> **What you need to do**
Go through the records and copy each line where the word "following" occurs.

> **Information supplied**
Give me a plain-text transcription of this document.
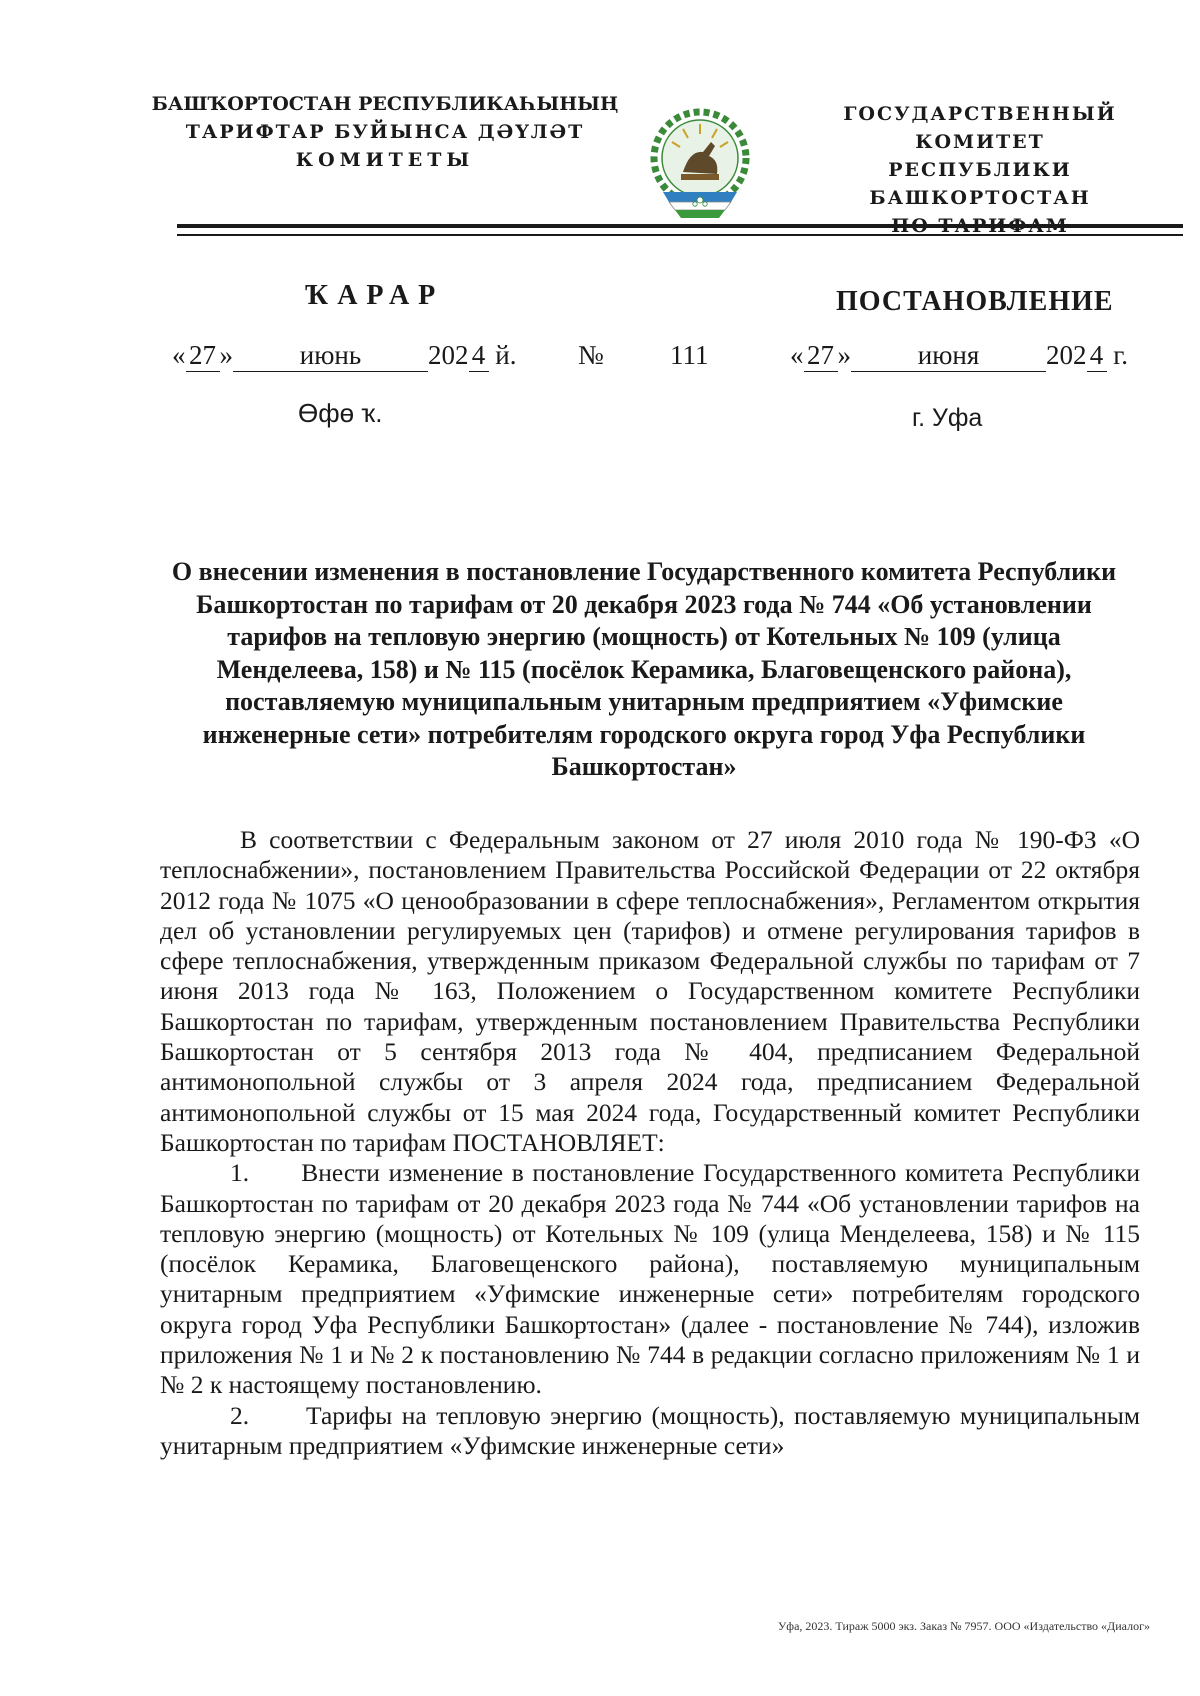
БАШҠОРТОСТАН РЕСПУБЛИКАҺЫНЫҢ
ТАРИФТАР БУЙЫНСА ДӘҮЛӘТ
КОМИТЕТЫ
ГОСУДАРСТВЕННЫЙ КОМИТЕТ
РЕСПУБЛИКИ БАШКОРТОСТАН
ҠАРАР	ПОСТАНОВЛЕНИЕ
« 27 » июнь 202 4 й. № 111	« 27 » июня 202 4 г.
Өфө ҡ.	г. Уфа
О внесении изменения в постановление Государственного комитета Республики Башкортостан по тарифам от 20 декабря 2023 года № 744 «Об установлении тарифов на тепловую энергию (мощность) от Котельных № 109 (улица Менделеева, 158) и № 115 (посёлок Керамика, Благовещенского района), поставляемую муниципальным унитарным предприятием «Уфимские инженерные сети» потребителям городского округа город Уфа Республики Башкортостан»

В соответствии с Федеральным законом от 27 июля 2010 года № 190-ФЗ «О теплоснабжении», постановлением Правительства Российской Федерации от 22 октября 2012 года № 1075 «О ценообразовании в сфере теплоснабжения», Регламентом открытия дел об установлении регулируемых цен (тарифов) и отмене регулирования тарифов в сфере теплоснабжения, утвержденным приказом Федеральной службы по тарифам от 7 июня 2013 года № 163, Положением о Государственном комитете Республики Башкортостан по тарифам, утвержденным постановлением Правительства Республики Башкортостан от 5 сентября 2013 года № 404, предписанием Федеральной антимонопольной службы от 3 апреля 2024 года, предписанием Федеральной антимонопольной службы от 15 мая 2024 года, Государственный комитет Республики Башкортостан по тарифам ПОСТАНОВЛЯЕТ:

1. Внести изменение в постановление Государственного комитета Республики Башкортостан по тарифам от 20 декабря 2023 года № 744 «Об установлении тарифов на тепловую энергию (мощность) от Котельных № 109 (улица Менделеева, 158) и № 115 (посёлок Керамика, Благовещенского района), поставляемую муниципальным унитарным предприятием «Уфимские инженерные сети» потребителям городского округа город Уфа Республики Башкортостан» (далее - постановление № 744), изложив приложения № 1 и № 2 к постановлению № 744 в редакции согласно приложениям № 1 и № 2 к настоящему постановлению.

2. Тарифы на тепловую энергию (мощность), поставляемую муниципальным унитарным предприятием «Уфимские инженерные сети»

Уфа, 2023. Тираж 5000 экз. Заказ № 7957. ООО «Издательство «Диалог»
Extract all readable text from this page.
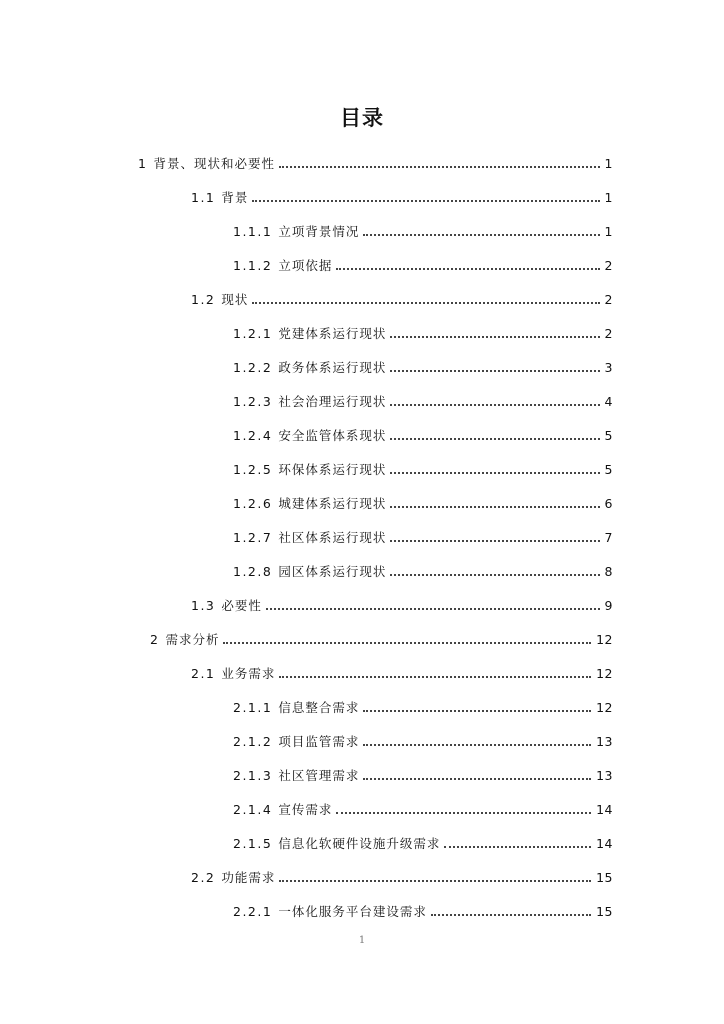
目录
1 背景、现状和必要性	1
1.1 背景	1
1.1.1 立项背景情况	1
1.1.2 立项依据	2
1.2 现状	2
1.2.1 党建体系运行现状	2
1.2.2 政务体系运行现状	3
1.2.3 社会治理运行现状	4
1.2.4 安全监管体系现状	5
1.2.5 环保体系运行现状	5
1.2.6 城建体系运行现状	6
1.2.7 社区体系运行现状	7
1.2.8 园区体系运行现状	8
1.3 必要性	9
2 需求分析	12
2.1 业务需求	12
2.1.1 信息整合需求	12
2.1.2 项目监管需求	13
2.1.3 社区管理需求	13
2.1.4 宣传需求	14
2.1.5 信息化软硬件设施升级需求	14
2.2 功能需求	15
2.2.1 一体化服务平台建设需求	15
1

---

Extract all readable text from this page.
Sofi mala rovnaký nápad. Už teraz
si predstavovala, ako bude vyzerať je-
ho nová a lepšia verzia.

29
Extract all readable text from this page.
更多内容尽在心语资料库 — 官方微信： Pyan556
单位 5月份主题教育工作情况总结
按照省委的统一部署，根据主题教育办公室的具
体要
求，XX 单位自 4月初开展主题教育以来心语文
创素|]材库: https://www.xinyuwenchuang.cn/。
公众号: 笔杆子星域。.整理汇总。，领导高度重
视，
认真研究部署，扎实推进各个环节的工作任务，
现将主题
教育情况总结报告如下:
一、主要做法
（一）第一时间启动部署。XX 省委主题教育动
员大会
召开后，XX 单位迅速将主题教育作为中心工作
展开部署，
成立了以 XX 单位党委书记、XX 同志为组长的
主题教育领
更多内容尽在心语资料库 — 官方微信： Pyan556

...

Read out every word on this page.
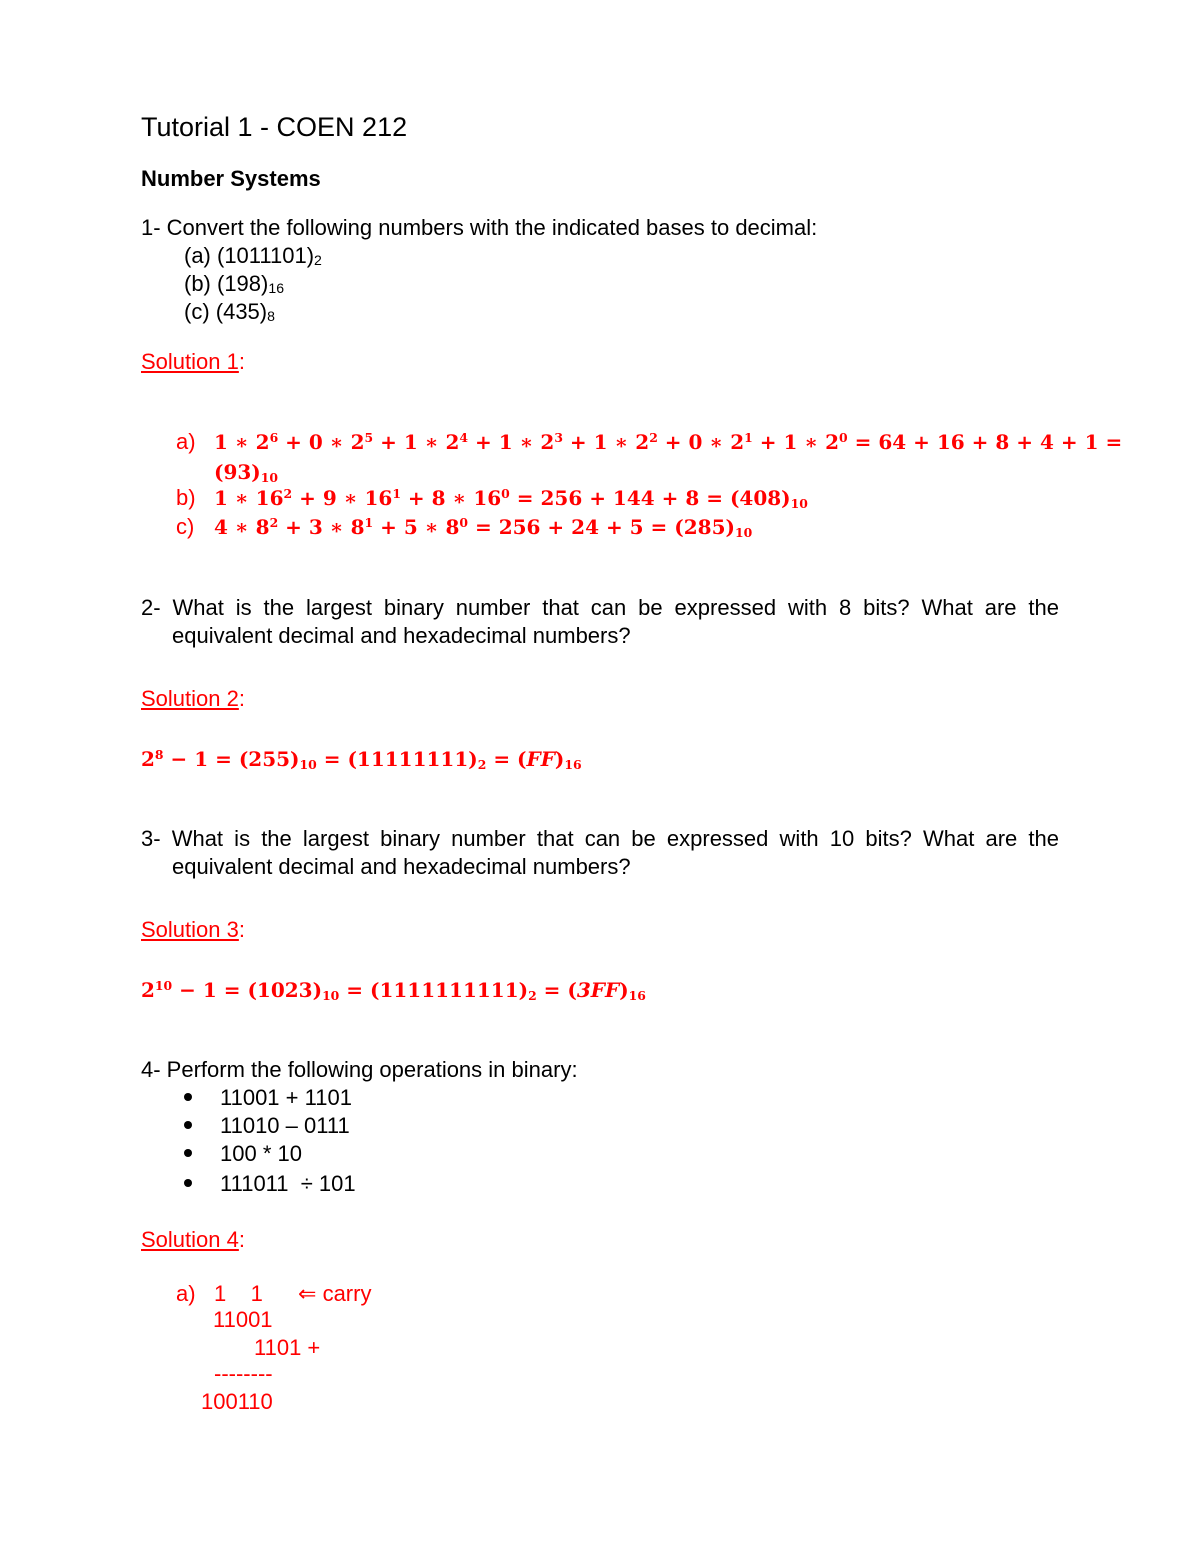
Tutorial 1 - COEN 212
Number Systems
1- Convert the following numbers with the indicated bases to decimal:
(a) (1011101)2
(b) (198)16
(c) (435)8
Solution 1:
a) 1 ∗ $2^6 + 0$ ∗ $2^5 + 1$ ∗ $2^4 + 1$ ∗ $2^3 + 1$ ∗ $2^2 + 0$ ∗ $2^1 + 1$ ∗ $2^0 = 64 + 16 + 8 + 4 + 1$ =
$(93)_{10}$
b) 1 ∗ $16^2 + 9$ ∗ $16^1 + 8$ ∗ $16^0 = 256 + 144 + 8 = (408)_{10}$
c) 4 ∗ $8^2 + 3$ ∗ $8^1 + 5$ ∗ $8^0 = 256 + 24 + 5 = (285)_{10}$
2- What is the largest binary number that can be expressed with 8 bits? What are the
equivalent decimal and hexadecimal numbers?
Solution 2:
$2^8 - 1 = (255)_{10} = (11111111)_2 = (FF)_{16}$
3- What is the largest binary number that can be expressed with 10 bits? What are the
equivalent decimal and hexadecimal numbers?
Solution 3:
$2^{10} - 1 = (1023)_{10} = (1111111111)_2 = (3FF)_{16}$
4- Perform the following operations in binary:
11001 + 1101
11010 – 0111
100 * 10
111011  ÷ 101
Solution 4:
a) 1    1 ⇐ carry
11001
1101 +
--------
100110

> **Result of this task**
1- Convert the following numbers with the indicated bases to decimal:
4- Perform the following operations in binary:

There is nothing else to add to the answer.